## begin RECORDS TO PROCESS
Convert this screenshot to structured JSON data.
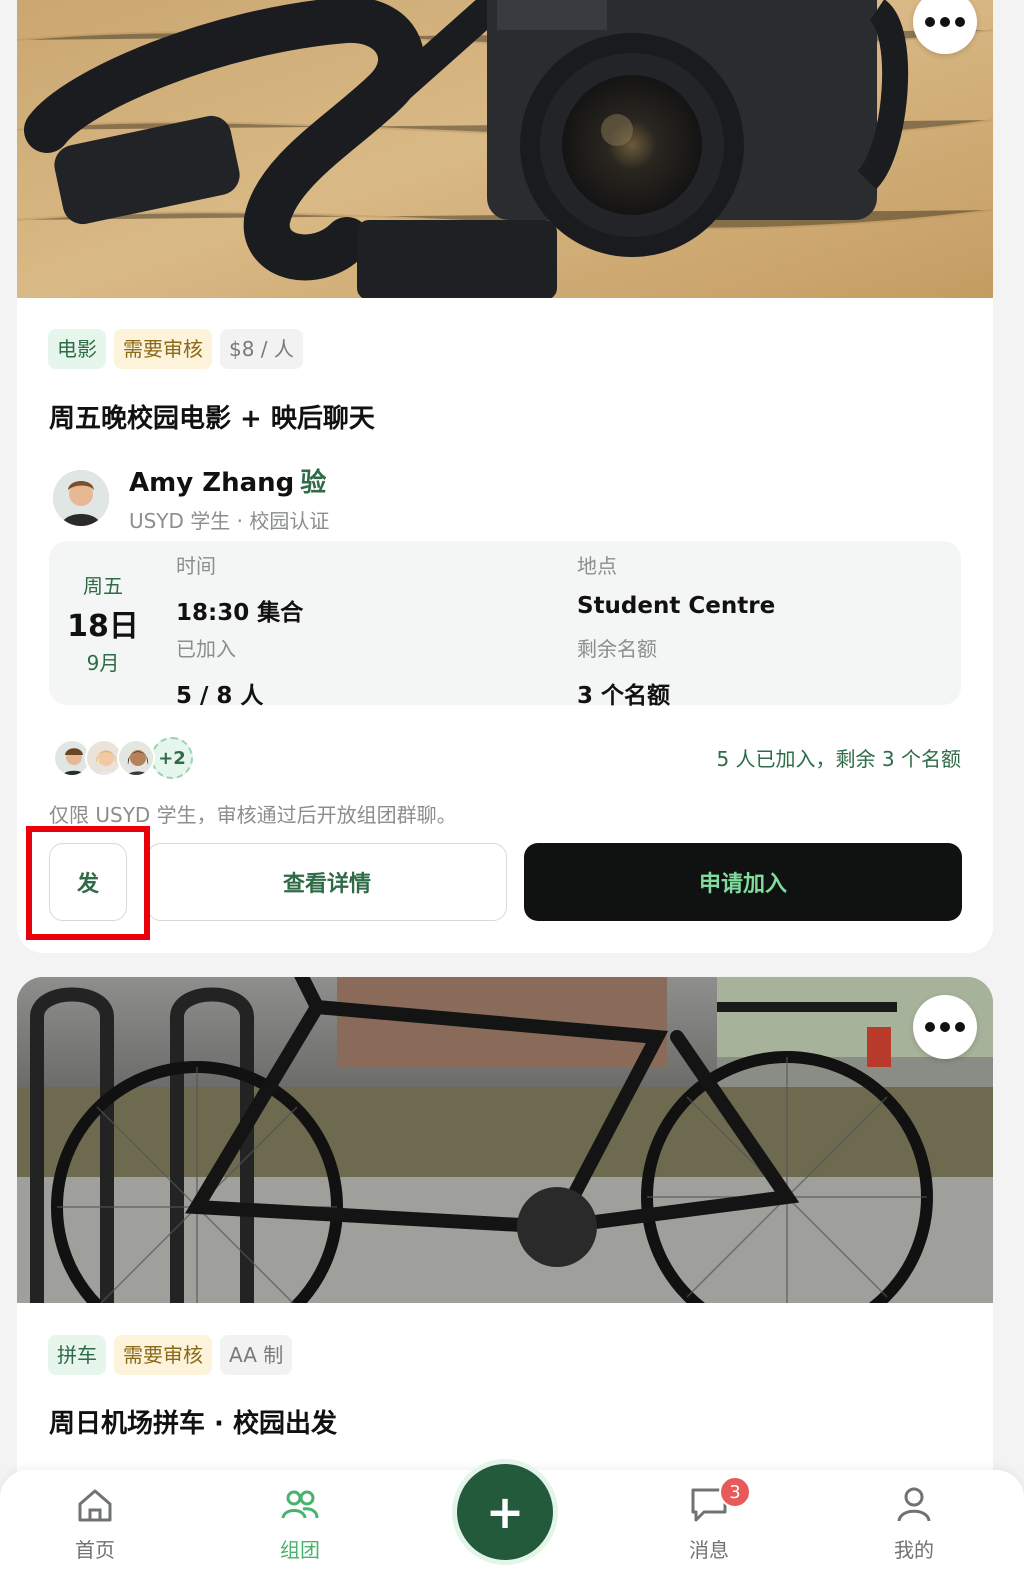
{
  "cards": [
    {
      "image_icon": "camera-photo",
      "tags": [
        {
          "label": "电影",
          "color": "green"
        },
        {
          "label": "需要审核",
          "color": "yellow"
        },
        {
          "label": "$8 / 人",
          "color": "gray"
        }
      ],
      "title": "周五晚校园电影 + 映后聊天",
      "host": {
        "name": "Amy Zhang",
        "verify_badge": "验",
        "subtitle": "USYD 学生 · 校园认证"
      },
      "date": {
        "weekday": "周五",
        "day": "18日",
        "month": "9月"
      },
      "fields": {
        "time_label": "时间",
        "time_value": "18:30 集合",
        "joined_label": "已加入",
        "joined_value": "5 / 8 人",
        "place_label": "地点",
        "place_value": "Student Centre",
        "remaining_label": "剩余名额",
        "remaining_value": "3 个名额"
      },
      "members_more": "+2",
      "members_status": "5 人已加入，剩余 3 个名额",
      "note": "仅限 USYD 学生，审核通过后开放组团群聊。",
      "buttons": {
        "send": "发",
        "detail": "查看详情",
        "join": "申请加入"
      }
    },
    {
      "image_icon": "bicycle-photo",
      "tags": [
        {
          "label": "拼车",
          "color": "green"
        },
        {
          "label": "需要审核",
          "color": "yellow"
        },
        {
          "label": "AA 制",
          "color": "gray"
        }
      ],
      "title": "周日机场拼车 · 校园出发"
    }
  ],
  "tabbar": {
    "home": "首页",
    "groups": "组团",
    "create": "+",
    "messages": "消息",
    "messages_badge": "3",
    "me": "我的"
  },
  "colors": {
    "accent_green": "#2f6b47",
    "active_tab": "#47b36d",
    "fab": "#245a3c",
    "join_button": "#0f1210",
    "badge": "#e85a5a",
    "highlight": "#e8000b"
  }
}
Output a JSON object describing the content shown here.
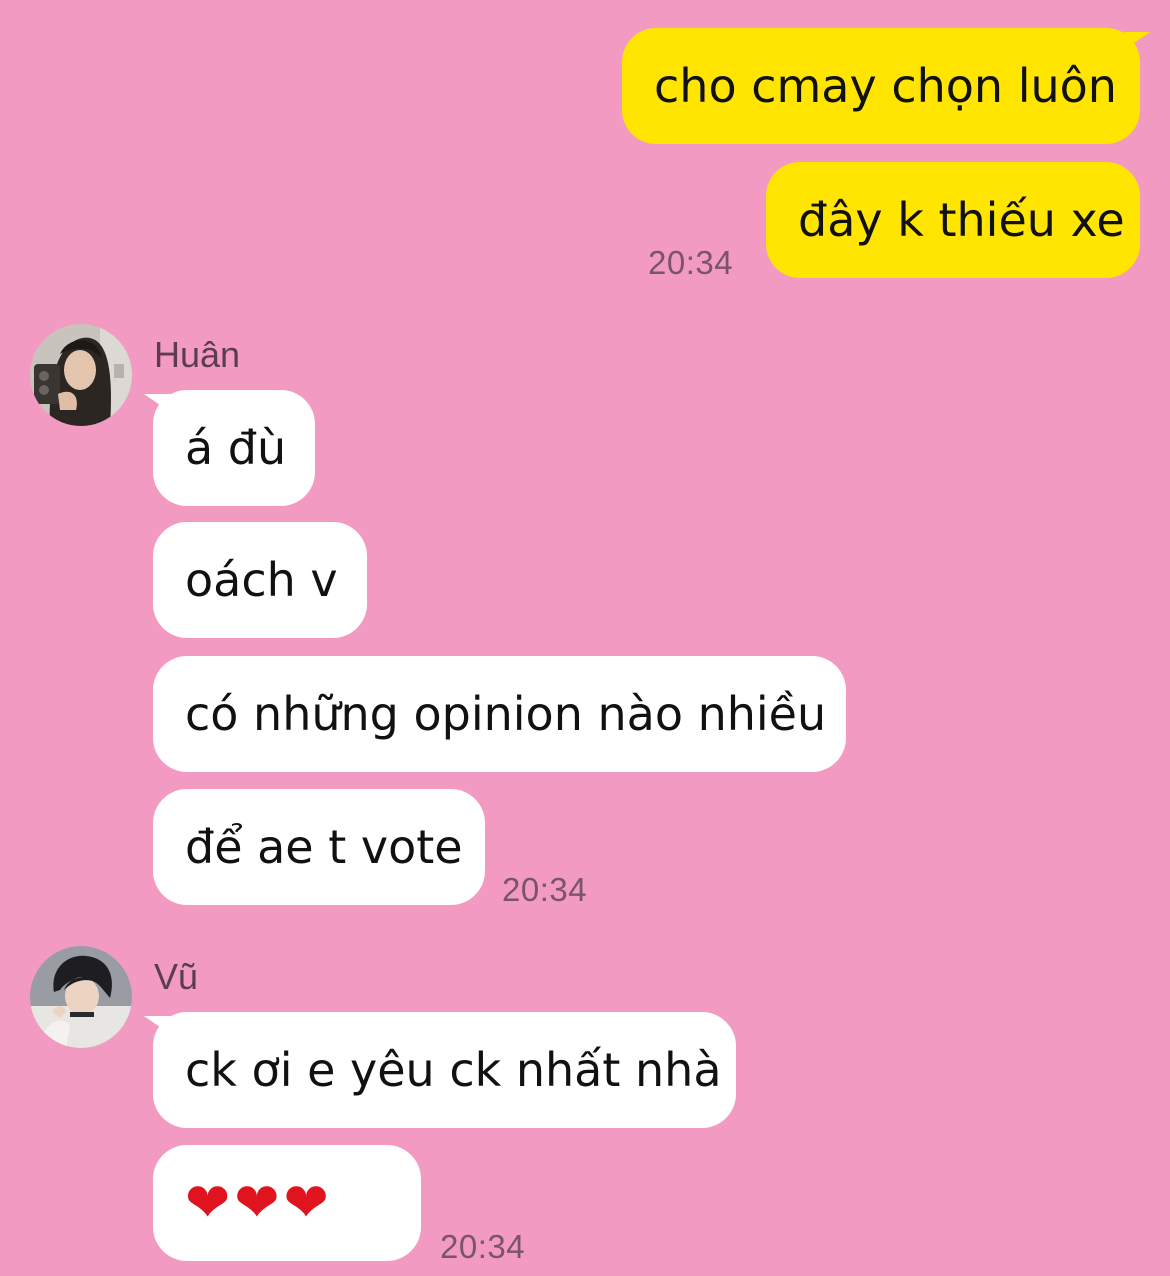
{
  "chat": {
    "outgoing": {
      "messages": [
        "cho cmay chọn luôn",
        "đây k thiếu xe"
      ],
      "time": "20:34"
    },
    "huan": {
      "name": "Huân",
      "messages": [
        "á đù",
        "oách v",
        "có những opinion nào nhiều",
        "để ae t vote"
      ],
      "time": "20:34"
    },
    "vu": {
      "name": "Vũ",
      "messages": [
        "ck ơi e yêu ck nhất nhà",
        "❤❤❤"
      ],
      "time": "20:34"
    }
  },
  "colors": {
    "background": "#f29ac1",
    "outgoing_bubble": "#ffe500",
    "incoming_bubble": "#ffffff",
    "timestamp": "#7a5568"
  },
  "icons": [
    "avatar-huan",
    "avatar-vu",
    "heart-emoji"
  ]
}
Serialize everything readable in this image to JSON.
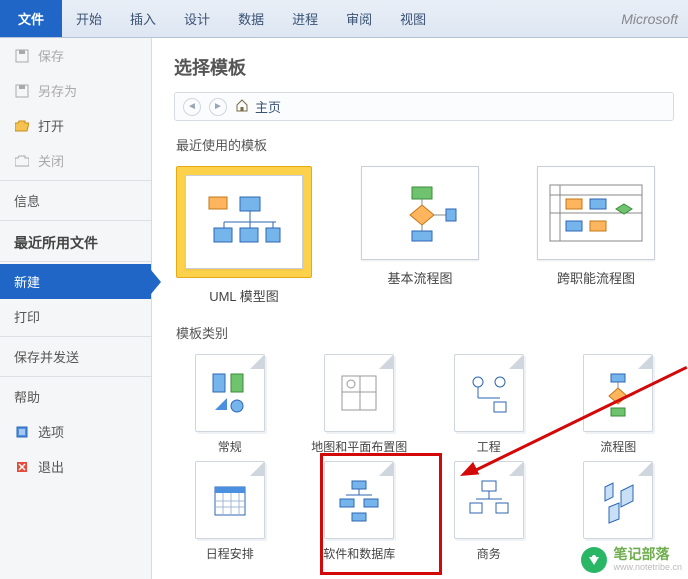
{
  "ribbon": {
    "tabs": [
      "文件",
      "开始",
      "插入",
      "设计",
      "数据",
      "进程",
      "审阅",
      "视图"
    ],
    "active_index": 0,
    "app_title": "Microsoft"
  },
  "sidebar": {
    "save": "保存",
    "save_as": "另存为",
    "open": "打开",
    "close": "关闭",
    "info": "信息",
    "recent_header": "最近所用文件",
    "new": "新建",
    "print": "打印",
    "save_send": "保存并发送",
    "help": "帮助",
    "options": "选项",
    "exit": "退出"
  },
  "main": {
    "title": "选择模板",
    "home": "主页",
    "recent_label": "最近使用的模板",
    "recent_templates": [
      {
        "label": "UML 模型图"
      },
      {
        "label": "基本流程图"
      },
      {
        "label": "跨职能流程图"
      }
    ],
    "categories_label": "模板类别",
    "categories": [
      {
        "label": "常规"
      },
      {
        "label": "地图和平面布置图"
      },
      {
        "label": "工程"
      },
      {
        "label": "流程图"
      },
      {
        "label": "日程安排"
      },
      {
        "label": "软件和数据库"
      },
      {
        "label": "商务"
      }
    ]
  },
  "watermark": {
    "line1": "笔记部落",
    "line2": "www.notetribe.cn"
  }
}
## end RECORDS TO PROCESS
WHAT THE TASK REQUIRES
Transcribe each entry above exactly, apart from the pictures.

ANSWER
Convert this screenshot to structured JSON data.
{
  "cards": [
    {
      "image_icon": "camera-photo",
      "tags": [
        {
          "label": "电影",
          "color": "green"
        },
        {
          "label": "需要审核",
          "color": "yellow"
        },
        {
          "label": "$8 / 人",
          "color": "gray"
        }
      ],
      "title": "周五晚校园电影 + 映后聊天",
      "host": {
        "name": "Amy Zhang",
        "verify_badge": "验",
        "subtitle": "USYD 学生 · 校园认证"
      },
      "date": {
        "weekday": "周五",
        "day": "18日",
        "month": "9月"
      },
      "fields": {
        "time_label": "时间",
        "time_value": "18:30 集合",
        "joined_label": "已加入",
        "joined_value": "5 / 8 人",
        "place_label": "地点",
        "place_value": "Student Centre",
        "remaining_label": "剩余名额",
        "remaining_value": "3 个名额"
      },
      "members_more": "+2",
      "members_status": "5 人已加入，剩余 3 个名额",
      "note": "仅限 USYD 学生，审核通过后开放组团群聊。",
      "buttons": {
        "send": "发",
        "detail": "查看详情",
        "join": "申请加入"
      }
    },
    {
      "image_icon": "bicycle-photo",
      "tags": [
        {
          "label": "拼车",
          "color": "green"
        },
        {
          "label": "需要审核",
          "color": "yellow"
        },
        {
          "label": "AA 制",
          "color": "gray"
        }
      ],
      "title": "周日机场拼车 · 校园出发"
    }
  ],
  "tabbar": {
    "home": "首页",
    "groups": "组团",
    "create": "+",
    "messages": "消息",
    "messages_badge": "3",
    "me": "我的"
  },
  "colors": {
    "accent_green": "#2f6b47",
    "active_tab": "#47b36d",
    "fab": "#245a3c",
    "join_button": "#0f1210",
    "badge": "#e85a5a",
    "highlight": "#e8000b"
  }
}
Output a JSON object describing the content shown here.
{
  "chat": {
    "outgoing": {
      "messages": [
        "cho cmay chọn luôn",
        "đây k thiếu xe"
      ],
      "time": "20:34"
    },
    "huan": {
      "name": "Huân",
      "messages": [
        "á đù",
        "oách v",
        "có những opinion nào nhiều",
        "để ae t vote"
      ],
      "time": "20:34"
    },
    "vu": {
      "name": "Vũ",
      "messages": [
        "ck ơi e yêu ck nhất nhà",
        "❤❤❤"
      ],
      "time": "20:34"
    }
  },
  "colors": {
    "background": "#f29ac1",
    "outgoing_bubble": "#ffe500",
    "incoming_bubble": "#ffffff",
    "timestamp": "#7a5568"
  },
  "icons": [
    "avatar-huan",
    "avatar-vu",
    "heart-emoji"
  ]
}
Serialize everything readable in this image to JSON.
{
  "ribbon": {
    "tabs": [
      "文件",
      "开始",
      "插入",
      "设计",
      "数据",
      "进程",
      "审阅",
      "视图"
    ],
    "active_index": 0,
    "app_title": "Microsoft"
  },
  "sidebar": {
    "save": "保存",
    "save_as": "另存为",
    "open": "打开",
    "close": "关闭",
    "info": "信息",
    "recent_header": "最近所用文件",
    "new": "新建",
    "print": "打印",
    "save_send": "保存并发送",
    "help": "帮助",
    "options": "选项",
    "exit": "退出"
  },
  "main": {
    "title": "选择模板",
    "home": "主页",
    "recent_label": "最近使用的模板",
    "recent_templates": [
      {
        "label": "UML 模型图"
      },
      {
        "label": "基本流程图"
      },
      {
        "label": "跨职能流程图"
      }
    ],
    "categories_label": "模板类别",
    "categories": [
      {
        "label": "常规"
      },
      {
        "label": "地图和平面布置图"
      },
      {
        "label": "工程"
      },
      {
        "label": "流程图"
      },
      {
        "label": "日程安排"
      },
      {
        "label": "软件和数据库"
      },
      {
        "label": "商务"
      }
    ]
  },
  "watermark": {
    "line1": "笔记部落",
    "line2": "www.notetribe.cn"
  }
}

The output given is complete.